-- begin Available records --
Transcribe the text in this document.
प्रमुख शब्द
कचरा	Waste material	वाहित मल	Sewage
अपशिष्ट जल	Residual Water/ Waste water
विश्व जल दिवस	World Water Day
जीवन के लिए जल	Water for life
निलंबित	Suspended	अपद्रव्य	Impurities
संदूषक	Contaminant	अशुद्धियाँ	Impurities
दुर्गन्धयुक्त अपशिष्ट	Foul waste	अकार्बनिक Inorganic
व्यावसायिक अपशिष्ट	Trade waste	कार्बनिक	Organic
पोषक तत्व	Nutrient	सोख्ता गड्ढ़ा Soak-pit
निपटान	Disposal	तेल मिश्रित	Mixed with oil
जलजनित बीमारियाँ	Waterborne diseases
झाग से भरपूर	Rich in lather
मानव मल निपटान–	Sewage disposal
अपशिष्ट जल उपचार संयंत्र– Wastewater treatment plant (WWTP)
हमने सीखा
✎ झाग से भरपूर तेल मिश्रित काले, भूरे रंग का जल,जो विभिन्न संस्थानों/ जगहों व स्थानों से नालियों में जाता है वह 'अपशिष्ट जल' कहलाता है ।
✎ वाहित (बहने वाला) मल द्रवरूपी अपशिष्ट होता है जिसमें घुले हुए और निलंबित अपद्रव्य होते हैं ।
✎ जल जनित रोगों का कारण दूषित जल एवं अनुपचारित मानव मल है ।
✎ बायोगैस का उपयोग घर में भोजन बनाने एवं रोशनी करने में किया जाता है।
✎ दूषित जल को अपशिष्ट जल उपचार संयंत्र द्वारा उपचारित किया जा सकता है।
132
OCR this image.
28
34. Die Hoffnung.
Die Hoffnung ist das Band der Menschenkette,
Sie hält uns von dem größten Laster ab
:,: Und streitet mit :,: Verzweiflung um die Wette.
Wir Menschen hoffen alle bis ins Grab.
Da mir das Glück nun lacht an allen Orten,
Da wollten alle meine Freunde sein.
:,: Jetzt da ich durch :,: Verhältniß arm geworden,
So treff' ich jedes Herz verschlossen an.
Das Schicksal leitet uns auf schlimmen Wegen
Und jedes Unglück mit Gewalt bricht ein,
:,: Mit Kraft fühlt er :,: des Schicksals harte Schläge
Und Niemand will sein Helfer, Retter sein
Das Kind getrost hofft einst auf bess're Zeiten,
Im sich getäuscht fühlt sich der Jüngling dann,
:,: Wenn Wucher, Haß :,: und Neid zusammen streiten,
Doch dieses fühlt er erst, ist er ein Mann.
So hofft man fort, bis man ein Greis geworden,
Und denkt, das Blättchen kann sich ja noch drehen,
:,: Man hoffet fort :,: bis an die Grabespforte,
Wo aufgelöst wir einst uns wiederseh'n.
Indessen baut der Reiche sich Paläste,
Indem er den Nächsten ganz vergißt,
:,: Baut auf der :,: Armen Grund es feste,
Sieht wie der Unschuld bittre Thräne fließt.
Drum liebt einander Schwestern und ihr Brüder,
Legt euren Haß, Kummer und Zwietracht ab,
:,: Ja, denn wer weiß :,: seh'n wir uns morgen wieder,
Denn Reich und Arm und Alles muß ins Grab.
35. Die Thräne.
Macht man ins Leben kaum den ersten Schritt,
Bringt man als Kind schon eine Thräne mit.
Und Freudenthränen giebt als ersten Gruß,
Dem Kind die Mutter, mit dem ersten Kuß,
-- end Available records --
Set task: Output all records verbatim.

Written reply:
Transcribe the text in this document.
प्रमुख शब्द
कचरा	Waste material	वाहित मल	Sewage
अपशिष्ट जल	Residual Water/ Waste water
विश्व जल दिवस	World Water Day
जीवन के लिए जल	Water for life
निलंबित	Suspended	अपद्रव्य	Impurities
संदूषक	Contaminant	अशुद्धियाँ	Impurities
दुर्गन्धयुक्त अपशिष्ट	Foul waste	अकार्बनिक Inorganic
व्यावसायिक अपशिष्ट	Trade waste	कार्बनिक	Organic
पोषक तत्व	Nutrient	सोख्ता गड्ढ़ा Soak-pit
निपटान	Disposal	तेल मिश्रित	Mixed with oil
जलजनित बीमारियाँ	Waterborne diseases
झाग से भरपूर	Rich in lather
मानव मल निपटान–	Sewage disposal
अपशिष्ट जल उपचार संयंत्र– Wastewater treatment plant (WWTP)
हमने सीखा
✎ झाग से भरपूर तेल मिश्रित काले, भूरे रंग का जल,जो विभिन्न संस्थानों/ जगहों व स्थानों से नालियों में जाता है वह 'अपशिष्ट जल' कहलाता है ।
✎ वाहित (बहने वाला) मल द्रवरूपी अपशिष्ट होता है जिसमें घुले हुए और निलंबित अपद्रव्य होते हैं ।
✎ जल जनित रोगों का कारण दूषित जल एवं अनुपचारित मानव मल है ।
✎ बायोगैस का उपयोग घर में भोजन बनाने एवं रोशनी करने में किया जाता है।
✎ दूषित जल को अपशिष्ट जल उपचार संयंत्र द्वारा उपचारित किया जा सकता है।
132
OCR this image.
28
34. Die Hoffnung.
Die Hoffnung ist das Band der Menschenkette,
Sie hält uns von dem größten Laster ab
:,: Und streitet mit :,: Verzweiflung um die Wette.
Wir Menschen hoffen alle bis ins Grab.
Da mir das Glück nun lacht an allen Orten,
Da wollten alle meine Freunde sein.
:,: Jetzt da ich durch :,: Verhältniß arm geworden,
So treff' ich jedes Herz verschlossen an.
Das Schicksal leitet uns auf schlimmen Wegen
Und jedes Unglück mit Gewalt bricht ein,
:,: Mit Kraft fühlt er :,: des Schicksals harte Schläge
Und Niemand will sein Helfer, Retter sein
Das Kind getrost hofft einst auf bess're Zeiten,
Im sich getäuscht fühlt sich der Jüngling dann,
:,: Wenn Wucher, Haß :,: und Neid zusammen streiten,
Doch dieses fühlt er erst, ist er ein Mann.
So hofft man fort, bis man ein Greis geworden,
Und denkt, das Blättchen kann sich ja noch drehen,
:,: Man hoffet fort :,: bis an die Grabespforte,
Wo aufgelöst wir einst uns wiederseh'n.
Indessen baut der Reiche sich Paläste,
Indem er den Nächsten ganz vergißt,
:,: Baut auf der :,: Armen Grund es feste,
Sieht wie der Unschuld bittre Thräne fließt.
Drum liebt einander Schwestern und ihr Brüder,
Legt euren Haß, Kummer und Zwietracht ab,
:,: Ja, denn wer weiß :,: seh'n wir uns morgen wieder,
Denn Reich und Arm und Alles muß ins Grab.
35. Die Thräne.
Macht man ins Leben kaum den ersten Schritt,
Bringt man als Kind schon eine Thräne mit.
Und Freudenthränen giebt als ersten Gruß,
Dem Kind die Mutter, mit dem ersten Kuß,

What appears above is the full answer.